## WHAT YOU NEED TO DO
Write each record again exactly as it stands.

## INPUT MATERIAL
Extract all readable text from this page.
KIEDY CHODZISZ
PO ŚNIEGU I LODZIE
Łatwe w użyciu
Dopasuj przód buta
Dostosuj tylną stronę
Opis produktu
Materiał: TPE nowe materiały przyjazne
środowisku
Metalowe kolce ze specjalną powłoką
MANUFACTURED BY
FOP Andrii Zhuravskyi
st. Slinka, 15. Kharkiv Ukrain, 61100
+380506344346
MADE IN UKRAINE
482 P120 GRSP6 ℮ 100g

## REPLY TO THE EXERCISE
Extract all readable text from this page.
KIEDY CHODZISZ
PO ŚNIEGU I LODZIE
Łatwe w użyciu
Dopasuj przód buta
Dostosuj tylną stronę
Opis produktu
Materiał: TPE nowe materiały przyjazne
środowisku
Metalowe kolce ze specjalną powłoką
MANUFACTURED BY
FOP Andrii Zhuravskyi
st. Slinka, 15. Kharkiv Ukrain, 61100
+380506344346
MADE IN UKRAINE
482 P120 GRSP6 ℮ 100g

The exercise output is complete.